_EXERCISE MATERIAL:_

# # # # #

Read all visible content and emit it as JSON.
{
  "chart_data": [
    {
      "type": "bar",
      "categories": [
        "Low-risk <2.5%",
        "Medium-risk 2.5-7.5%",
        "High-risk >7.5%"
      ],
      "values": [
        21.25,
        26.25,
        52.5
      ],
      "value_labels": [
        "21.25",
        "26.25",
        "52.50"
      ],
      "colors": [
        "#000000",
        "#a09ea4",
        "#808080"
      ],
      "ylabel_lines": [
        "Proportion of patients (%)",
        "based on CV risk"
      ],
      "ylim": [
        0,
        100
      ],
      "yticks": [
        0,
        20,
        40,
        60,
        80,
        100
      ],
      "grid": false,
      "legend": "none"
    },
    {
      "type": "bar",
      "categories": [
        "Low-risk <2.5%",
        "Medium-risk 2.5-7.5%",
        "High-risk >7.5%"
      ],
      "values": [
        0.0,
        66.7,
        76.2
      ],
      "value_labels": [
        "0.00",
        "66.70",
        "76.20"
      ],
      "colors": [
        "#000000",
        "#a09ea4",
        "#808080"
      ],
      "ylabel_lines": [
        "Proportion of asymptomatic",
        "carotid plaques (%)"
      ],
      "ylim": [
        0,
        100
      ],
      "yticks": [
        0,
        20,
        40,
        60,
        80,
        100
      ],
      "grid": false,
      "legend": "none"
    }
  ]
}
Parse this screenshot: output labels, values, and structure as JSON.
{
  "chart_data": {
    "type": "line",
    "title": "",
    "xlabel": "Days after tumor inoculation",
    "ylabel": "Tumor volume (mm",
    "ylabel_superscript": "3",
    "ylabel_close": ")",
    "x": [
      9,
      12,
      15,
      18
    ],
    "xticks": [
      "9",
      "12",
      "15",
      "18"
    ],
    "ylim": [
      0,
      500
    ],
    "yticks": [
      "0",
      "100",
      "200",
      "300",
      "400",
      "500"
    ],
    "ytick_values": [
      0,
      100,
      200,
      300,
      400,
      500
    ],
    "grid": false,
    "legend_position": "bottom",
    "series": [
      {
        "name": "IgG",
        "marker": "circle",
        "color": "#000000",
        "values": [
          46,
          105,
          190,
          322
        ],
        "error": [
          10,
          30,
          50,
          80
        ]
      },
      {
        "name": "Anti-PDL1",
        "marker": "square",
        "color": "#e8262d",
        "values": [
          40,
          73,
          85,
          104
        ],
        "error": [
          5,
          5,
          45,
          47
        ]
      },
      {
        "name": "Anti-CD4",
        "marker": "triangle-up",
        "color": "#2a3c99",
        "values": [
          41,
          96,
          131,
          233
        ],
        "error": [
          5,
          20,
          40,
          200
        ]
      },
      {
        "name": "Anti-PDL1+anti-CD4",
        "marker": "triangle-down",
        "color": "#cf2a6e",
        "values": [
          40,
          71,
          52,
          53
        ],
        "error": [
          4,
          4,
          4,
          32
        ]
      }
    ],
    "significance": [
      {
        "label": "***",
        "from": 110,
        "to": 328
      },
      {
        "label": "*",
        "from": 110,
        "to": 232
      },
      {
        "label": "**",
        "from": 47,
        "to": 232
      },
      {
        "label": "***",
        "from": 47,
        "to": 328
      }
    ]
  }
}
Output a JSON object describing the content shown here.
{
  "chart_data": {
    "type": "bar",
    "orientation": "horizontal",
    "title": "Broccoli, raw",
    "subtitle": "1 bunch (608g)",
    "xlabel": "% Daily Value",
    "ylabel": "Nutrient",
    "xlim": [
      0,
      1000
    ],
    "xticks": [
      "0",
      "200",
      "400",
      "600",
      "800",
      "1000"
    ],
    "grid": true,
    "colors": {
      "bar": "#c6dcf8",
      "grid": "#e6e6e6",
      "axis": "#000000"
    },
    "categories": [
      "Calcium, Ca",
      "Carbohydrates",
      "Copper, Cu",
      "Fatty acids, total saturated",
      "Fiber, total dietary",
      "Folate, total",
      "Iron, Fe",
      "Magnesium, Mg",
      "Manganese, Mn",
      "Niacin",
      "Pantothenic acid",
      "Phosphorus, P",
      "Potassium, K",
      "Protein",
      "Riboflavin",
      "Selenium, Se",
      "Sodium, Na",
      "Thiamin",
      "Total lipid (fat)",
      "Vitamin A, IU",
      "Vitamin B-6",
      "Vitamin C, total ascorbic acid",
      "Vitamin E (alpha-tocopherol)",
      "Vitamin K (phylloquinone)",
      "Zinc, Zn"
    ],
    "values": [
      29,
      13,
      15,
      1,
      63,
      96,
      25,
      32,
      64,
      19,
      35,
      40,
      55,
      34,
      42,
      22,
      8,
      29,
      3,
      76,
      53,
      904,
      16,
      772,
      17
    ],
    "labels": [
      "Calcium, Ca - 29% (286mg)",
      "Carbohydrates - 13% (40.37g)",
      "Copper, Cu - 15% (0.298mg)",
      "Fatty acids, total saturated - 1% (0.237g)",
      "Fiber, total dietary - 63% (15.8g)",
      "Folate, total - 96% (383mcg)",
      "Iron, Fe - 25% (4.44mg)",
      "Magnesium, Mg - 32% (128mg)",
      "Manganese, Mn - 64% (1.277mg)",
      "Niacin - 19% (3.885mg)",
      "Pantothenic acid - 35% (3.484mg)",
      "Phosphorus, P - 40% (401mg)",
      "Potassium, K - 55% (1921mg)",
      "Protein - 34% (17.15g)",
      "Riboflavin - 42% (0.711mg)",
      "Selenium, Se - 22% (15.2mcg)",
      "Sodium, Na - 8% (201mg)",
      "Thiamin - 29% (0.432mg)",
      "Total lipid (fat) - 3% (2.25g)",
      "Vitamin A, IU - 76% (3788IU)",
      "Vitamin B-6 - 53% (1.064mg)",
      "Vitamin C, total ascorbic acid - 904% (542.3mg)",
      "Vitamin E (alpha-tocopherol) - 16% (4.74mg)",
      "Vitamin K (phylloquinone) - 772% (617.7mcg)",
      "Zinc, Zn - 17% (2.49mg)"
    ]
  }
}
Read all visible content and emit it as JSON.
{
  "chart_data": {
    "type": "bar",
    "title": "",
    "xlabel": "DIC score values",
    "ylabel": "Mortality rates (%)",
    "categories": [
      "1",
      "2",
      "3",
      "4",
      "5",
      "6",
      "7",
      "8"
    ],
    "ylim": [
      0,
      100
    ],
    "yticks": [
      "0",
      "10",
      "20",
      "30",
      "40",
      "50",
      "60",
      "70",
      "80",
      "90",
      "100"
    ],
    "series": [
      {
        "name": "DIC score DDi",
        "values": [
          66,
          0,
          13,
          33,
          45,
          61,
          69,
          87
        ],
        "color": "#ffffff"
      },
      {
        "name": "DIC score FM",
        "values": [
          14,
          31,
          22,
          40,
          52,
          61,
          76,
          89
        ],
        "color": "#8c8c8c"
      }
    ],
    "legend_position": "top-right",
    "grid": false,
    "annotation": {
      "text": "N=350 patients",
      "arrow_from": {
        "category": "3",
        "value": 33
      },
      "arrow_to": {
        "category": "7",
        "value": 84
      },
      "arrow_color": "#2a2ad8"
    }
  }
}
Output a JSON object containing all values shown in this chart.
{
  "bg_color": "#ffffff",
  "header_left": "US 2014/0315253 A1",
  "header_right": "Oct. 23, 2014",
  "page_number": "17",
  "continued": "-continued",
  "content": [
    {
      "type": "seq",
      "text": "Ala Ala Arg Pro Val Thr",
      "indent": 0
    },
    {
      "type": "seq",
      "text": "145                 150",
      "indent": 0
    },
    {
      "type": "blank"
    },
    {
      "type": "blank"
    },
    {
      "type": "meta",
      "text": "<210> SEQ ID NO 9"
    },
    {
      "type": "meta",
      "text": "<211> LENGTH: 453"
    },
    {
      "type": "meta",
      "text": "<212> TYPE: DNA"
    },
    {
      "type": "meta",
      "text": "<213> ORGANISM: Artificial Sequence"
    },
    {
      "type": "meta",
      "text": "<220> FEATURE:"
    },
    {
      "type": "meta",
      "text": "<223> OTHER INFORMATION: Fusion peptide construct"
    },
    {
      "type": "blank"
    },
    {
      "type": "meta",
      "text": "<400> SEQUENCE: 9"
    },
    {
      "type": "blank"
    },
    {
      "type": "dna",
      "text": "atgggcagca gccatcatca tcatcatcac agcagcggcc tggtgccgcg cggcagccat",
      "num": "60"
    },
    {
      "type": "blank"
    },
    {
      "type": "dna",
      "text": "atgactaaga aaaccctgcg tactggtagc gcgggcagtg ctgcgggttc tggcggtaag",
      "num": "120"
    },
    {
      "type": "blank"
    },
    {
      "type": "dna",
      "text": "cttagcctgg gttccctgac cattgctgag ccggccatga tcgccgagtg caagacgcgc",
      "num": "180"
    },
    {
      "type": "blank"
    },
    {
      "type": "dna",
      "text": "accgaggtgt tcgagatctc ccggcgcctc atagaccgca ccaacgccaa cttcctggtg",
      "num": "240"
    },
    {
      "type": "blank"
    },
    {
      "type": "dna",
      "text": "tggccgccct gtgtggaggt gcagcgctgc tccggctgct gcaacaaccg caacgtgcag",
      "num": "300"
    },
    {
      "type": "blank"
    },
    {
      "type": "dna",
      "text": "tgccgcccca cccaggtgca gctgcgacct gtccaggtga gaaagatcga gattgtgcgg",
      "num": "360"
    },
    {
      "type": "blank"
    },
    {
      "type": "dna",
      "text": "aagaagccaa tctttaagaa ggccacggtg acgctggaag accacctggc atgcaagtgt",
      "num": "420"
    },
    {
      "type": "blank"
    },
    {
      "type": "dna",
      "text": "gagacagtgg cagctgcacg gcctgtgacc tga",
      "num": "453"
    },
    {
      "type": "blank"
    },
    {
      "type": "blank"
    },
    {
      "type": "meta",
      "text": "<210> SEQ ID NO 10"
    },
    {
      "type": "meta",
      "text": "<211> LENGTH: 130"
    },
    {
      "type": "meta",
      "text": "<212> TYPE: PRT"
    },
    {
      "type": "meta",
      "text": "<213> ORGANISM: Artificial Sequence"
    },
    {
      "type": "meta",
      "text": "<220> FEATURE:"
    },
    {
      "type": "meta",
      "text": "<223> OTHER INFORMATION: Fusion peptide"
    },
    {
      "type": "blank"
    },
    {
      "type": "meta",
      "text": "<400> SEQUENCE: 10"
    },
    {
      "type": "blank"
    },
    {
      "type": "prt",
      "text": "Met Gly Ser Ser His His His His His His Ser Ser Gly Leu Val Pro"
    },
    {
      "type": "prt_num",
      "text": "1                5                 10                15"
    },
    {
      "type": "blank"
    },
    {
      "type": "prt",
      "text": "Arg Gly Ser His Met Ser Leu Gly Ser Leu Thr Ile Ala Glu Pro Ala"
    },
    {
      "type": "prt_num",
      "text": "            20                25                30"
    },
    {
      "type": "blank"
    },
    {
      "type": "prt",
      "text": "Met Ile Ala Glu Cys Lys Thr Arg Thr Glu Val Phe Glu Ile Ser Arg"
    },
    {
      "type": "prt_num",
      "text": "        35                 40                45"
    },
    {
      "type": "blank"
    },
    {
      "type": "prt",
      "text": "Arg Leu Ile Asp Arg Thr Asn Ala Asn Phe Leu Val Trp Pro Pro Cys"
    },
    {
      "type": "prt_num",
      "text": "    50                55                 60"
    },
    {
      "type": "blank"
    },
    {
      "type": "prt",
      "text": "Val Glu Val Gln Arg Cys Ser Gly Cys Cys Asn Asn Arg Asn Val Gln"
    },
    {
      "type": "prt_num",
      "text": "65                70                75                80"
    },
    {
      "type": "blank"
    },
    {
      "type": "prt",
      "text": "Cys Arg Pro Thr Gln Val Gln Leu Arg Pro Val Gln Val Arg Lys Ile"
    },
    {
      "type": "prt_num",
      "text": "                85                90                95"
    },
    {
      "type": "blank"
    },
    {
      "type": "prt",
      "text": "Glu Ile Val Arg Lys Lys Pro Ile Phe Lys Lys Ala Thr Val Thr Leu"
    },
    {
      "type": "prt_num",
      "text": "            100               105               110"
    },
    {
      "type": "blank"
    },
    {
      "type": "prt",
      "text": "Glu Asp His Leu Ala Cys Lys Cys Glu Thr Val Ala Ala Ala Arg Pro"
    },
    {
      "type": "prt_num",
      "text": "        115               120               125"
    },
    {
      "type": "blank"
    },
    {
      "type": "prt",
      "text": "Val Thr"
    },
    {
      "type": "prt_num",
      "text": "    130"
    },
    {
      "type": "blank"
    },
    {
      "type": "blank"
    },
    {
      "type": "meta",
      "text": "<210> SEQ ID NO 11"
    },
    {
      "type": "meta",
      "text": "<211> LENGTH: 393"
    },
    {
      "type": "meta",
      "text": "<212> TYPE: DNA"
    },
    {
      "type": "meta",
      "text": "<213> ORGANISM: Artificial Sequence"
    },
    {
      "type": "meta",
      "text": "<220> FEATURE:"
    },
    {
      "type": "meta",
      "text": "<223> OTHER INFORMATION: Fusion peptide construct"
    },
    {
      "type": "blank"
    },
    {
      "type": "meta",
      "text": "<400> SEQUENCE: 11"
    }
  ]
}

# # # # #

_WORK INSTRUCTION:_
Every line of the listing that includes the word "acids" forms the answer.

_TASK SOLUTION:_
      "Fatty acids, total saturated",
      "Fatty acids, total saturated - 1% (0.237g)",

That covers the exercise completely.